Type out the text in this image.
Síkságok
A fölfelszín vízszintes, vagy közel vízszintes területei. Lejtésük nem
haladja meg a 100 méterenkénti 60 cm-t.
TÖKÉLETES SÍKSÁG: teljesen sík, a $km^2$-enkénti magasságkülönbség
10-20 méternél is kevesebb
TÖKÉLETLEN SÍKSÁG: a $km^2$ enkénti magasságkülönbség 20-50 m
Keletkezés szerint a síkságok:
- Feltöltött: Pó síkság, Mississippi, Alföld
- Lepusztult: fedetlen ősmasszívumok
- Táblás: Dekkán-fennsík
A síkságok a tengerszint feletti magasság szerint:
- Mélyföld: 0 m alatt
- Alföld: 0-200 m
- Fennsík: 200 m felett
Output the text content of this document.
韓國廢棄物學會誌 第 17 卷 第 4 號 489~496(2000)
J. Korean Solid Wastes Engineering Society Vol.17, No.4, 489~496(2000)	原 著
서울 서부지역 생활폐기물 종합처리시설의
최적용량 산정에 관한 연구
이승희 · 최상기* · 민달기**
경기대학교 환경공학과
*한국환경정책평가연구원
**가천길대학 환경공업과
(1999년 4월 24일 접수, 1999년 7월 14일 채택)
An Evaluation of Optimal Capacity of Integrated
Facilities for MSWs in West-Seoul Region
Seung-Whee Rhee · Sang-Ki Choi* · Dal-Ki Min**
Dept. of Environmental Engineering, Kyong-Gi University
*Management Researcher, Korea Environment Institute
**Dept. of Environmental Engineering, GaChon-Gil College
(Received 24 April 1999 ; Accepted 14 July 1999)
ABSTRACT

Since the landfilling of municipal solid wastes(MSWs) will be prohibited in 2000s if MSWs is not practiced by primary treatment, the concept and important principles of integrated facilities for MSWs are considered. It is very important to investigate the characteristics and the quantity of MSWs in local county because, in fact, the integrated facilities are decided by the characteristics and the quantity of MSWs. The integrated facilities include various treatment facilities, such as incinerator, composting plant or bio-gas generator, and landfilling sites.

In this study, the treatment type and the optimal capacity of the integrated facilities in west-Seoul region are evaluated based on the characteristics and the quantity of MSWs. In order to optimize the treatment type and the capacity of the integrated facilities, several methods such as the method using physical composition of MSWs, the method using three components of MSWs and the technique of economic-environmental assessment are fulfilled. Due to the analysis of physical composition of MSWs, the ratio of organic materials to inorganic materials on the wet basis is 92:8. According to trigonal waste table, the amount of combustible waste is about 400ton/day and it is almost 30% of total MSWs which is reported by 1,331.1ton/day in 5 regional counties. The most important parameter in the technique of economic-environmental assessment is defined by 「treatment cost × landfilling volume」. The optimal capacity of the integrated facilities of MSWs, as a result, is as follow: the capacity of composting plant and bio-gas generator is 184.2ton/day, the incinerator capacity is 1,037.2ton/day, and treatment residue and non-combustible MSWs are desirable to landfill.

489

Your instructions:
Find the lines above that include the string "Engineering" and copy them.

Solved exercise:
J. Korean Solid Wastes Engineering Society Vol.17, No.4, 489~496(2000)	原 著
Dept. of Environmental Engineering, Kyong-Gi University
**Dept. of Environmental Engineering, GaChon-Gil College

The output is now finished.